- _GIVEN REQUEST_
Below is a listing; reproduce each line of it exactly.

- _RECORDED DATA_
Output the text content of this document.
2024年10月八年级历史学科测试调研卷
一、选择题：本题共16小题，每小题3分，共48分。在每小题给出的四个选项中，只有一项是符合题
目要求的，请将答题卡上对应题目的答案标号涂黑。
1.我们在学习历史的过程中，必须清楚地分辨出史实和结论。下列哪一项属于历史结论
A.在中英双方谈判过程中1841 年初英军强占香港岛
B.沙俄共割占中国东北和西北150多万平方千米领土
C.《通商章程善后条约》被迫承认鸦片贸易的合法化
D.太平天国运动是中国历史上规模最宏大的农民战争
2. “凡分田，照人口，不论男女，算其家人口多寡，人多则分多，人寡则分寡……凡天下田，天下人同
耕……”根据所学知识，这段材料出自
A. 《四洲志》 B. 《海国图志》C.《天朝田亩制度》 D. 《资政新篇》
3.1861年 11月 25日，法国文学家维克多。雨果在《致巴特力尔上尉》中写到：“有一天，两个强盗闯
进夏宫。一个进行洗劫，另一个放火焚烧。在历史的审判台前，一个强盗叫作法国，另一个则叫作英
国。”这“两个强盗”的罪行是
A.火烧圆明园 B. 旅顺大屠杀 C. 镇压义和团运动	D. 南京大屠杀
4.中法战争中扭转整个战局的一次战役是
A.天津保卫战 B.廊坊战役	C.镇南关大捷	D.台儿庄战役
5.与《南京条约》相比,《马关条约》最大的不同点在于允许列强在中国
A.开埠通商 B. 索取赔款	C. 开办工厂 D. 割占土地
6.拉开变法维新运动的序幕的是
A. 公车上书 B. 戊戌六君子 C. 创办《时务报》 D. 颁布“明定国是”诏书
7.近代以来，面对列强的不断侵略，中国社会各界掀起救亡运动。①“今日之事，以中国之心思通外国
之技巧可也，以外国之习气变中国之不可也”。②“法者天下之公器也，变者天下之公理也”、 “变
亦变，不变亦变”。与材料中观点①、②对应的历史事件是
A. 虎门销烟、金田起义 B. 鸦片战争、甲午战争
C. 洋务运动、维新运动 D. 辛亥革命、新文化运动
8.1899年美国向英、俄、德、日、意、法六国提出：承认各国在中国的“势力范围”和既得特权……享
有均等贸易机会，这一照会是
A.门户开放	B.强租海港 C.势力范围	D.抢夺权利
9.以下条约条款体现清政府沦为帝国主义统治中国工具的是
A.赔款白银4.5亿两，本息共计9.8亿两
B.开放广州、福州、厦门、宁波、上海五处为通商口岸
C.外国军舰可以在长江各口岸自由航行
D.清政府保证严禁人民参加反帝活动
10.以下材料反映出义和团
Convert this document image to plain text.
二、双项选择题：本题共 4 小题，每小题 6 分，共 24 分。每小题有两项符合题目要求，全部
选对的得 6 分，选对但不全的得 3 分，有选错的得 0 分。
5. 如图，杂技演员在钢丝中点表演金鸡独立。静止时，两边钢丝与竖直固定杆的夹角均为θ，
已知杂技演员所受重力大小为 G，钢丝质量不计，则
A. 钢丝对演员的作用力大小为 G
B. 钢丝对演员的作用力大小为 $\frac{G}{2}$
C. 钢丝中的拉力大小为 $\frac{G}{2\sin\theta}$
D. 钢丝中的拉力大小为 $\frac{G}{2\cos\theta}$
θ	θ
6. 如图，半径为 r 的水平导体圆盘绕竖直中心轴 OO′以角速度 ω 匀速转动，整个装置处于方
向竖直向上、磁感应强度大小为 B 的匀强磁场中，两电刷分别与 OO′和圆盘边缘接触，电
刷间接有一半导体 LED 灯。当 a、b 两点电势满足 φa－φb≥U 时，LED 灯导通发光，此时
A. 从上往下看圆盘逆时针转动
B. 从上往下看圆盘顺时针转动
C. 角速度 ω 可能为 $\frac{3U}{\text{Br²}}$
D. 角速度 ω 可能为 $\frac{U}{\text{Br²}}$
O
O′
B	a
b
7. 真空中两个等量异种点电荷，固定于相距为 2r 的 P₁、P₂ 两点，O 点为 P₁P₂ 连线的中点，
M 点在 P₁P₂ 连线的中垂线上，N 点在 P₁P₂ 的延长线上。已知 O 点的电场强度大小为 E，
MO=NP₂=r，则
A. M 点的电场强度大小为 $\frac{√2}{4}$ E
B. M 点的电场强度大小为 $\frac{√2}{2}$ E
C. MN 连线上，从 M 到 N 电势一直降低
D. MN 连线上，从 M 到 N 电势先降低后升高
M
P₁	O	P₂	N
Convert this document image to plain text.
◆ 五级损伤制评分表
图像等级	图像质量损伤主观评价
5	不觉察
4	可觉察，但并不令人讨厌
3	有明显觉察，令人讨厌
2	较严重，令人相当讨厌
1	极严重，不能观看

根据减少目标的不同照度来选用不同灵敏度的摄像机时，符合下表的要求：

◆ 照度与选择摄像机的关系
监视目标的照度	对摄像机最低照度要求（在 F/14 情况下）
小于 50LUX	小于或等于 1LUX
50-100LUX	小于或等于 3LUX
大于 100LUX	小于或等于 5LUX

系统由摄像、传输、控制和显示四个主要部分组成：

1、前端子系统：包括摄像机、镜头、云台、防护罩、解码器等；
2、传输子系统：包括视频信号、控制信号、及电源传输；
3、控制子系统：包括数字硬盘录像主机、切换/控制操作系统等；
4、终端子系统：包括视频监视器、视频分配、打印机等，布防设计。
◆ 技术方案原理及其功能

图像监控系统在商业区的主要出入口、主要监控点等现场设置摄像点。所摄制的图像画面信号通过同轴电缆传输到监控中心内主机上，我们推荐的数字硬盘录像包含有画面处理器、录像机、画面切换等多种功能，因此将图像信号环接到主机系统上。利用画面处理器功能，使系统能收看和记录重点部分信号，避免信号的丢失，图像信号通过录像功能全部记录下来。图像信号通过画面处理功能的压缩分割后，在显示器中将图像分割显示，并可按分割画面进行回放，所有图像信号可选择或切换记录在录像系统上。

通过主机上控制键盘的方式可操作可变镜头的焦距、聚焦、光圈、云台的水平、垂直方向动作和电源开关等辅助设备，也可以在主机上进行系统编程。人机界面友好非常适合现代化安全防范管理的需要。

- _REPLY_
Output the text content of this document.
2024年10月八年级历史学科测试调研卷
一、选择题：本题共16小题，每小题3分，共48分。在每小题给出的四个选项中，只有一项是符合题
目要求的，请将答题卡上对应题目的答案标号涂黑。
1.我们在学习历史的过程中，必须清楚地分辨出史实和结论。下列哪一项属于历史结论
A.在中英双方谈判过程中1841 年初英军强占香港岛
B.沙俄共割占中国东北和西北150多万平方千米领土
C.《通商章程善后条约》被迫承认鸦片贸易的合法化
D.太平天国运动是中国历史上规模最宏大的农民战争
2. “凡分田，照人口，不论男女，算其家人口多寡，人多则分多，人寡则分寡……凡天下田，天下人同
耕……”根据所学知识，这段材料出自
A. 《四洲志》 B. 《海国图志》C.《天朝田亩制度》 D. 《资政新篇》
3.1861年 11月 25日，法国文学家维克多。雨果在《致巴特力尔上尉》中写到：“有一天，两个强盗闯
进夏宫。一个进行洗劫，另一个放火焚烧。在历史的审判台前，一个强盗叫作法国，另一个则叫作英
国。”这“两个强盗”的罪行是
A.火烧圆明园 B. 旅顺大屠杀 C. 镇压义和团运动	D. 南京大屠杀
4.中法战争中扭转整个战局的一次战役是
A.天津保卫战 B.廊坊战役	C.镇南关大捷	D.台儿庄战役
5.与《南京条约》相比,《马关条约》最大的不同点在于允许列强在中国
A.开埠通商 B. 索取赔款	C. 开办工厂 D. 割占土地
6.拉开变法维新运动的序幕的是
A. 公车上书 B. 戊戌六君子 C. 创办《时务报》 D. 颁布“明定国是”诏书
7.近代以来，面对列强的不断侵略，中国社会各界掀起救亡运动。①“今日之事，以中国之心思通外国
之技巧可也，以外国之习气变中国之不可也”。②“法者天下之公器也，变者天下之公理也”、 “变
亦变，不变亦变”。与材料中观点①、②对应的历史事件是
A. 虎门销烟、金田起义 B. 鸦片战争、甲午战争
C. 洋务运动、维新运动 D. 辛亥革命、新文化运动
8.1899年美国向英、俄、德、日、意、法六国提出：承认各国在中国的“势力范围”和既得特权……享
有均等贸易机会，这一照会是
A.门户开放	B.强租海港 C.势力范围	D.抢夺权利
9.以下条约条款体现清政府沦为帝国主义统治中国工具的是
A.赔款白银4.5亿两，本息共计9.8亿两
B.开放广州、福州、厦门、宁波、上海五处为通商口岸
C.外国军舰可以在长江各口岸自由航行
D.清政府保证严禁人民参加反帝活动
10.以下材料反映出义和团
Convert this document image to plain text.
二、双项选择题：本题共 4 小题，每小题 6 分，共 24 分。每小题有两项符合题目要求，全部
选对的得 6 分，选对但不全的得 3 分，有选错的得 0 分。
5. 如图，杂技演员在钢丝中点表演金鸡独立。静止时，两边钢丝与竖直固定杆的夹角均为θ，
已知杂技演员所受重力大小为 G，钢丝质量不计，则
A. 钢丝对演员的作用力大小为 G
B. 钢丝对演员的作用力大小为 $\frac{G}{2}$
C. 钢丝中的拉力大小为 $\frac{G}{2\sin\theta}$
D. 钢丝中的拉力大小为 $\frac{G}{2\cos\theta}$
θ	θ
6. 如图，半径为 r 的水平导体圆盘绕竖直中心轴 OO′以角速度 ω 匀速转动，整个装置处于方
向竖直向上、磁感应强度大小为 B 的匀强磁场中，两电刷分别与 OO′和圆盘边缘接触，电
刷间接有一半导体 LED 灯。当 a、b 两点电势满足 φa－φb≥U 时，LED 灯导通发光，此时
A. 从上往下看圆盘逆时针转动
B. 从上往下看圆盘顺时针转动
C. 角速度 ω 可能为 $\frac{3U}{\text{Br²}}$
D. 角速度 ω 可能为 $\frac{U}{\text{Br²}}$
O
O′
B	a
b
7. 真空中两个等量异种点电荷，固定于相距为 2r 的 P₁、P₂ 两点，O 点为 P₁P₂ 连线的中点，
M 点在 P₁P₂ 连线的中垂线上，N 点在 P₁P₂ 的延长线上。已知 O 点的电场强度大小为 E，
MO=NP₂=r，则
A. M 点的电场强度大小为 $\frac{√2}{4}$ E
B. M 点的电场强度大小为 $\frac{√2}{2}$ E
C. MN 连线上，从 M 到 N 电势一直降低
D. MN 连线上，从 M 到 N 电势先降低后升高
M
P₁	O	P₂	N
Convert this document image to plain text.
◆ 五级损伤制评分表
图像等级	图像质量损伤主观评价
5	不觉察
4	可觉察，但并不令人讨厌
3	有明显觉察，令人讨厌
2	较严重，令人相当讨厌
1	极严重，不能观看

根据减少目标的不同照度来选用不同灵敏度的摄像机时，符合下表的要求：

◆ 照度与选择摄像机的关系
监视目标的照度	对摄像机最低照度要求（在 F/14 情况下）
小于 50LUX	小于或等于 1LUX
50-100LUX	小于或等于 3LUX
大于 100LUX	小于或等于 5LUX

系统由摄像、传输、控制和显示四个主要部分组成：

1、前端子系统：包括摄像机、镜头、云台、防护罩、解码器等；
2、传输子系统：包括视频信号、控制信号、及电源传输；
3、控制子系统：包括数字硬盘录像主机、切换/控制操作系统等；
4、终端子系统：包括视频监视器、视频分配、打印机等，布防设计。
◆ 技术方案原理及其功能

图像监控系统在商业区的主要出入口、主要监控点等现场设置摄像点。所摄制的图像画面信号通过同轴电缆传输到监控中心内主机上，我们推荐的数字硬盘录像包含有画面处理器、录像机、画面切换等多种功能，因此将图像信号环接到主机系统上。利用画面处理器功能，使系统能收看和记录重点部分信号，避免信号的丢失，图像信号通过录像功能全部记录下来。图像信号通过画面处理功能的压缩分割后，在显示器中将图像分割显示，并可按分割画面进行回放，所有图像信号可选择或切换记录在录像系统上。

通过主机上控制键盘的方式可操作可变镜头的焦距、聚焦、光圈、云台的水平、垂直方向动作和电源开关等辅助设备，也可以在主机上进行系统编程。人机界面友好非常适合现代化安全防范管理的需要。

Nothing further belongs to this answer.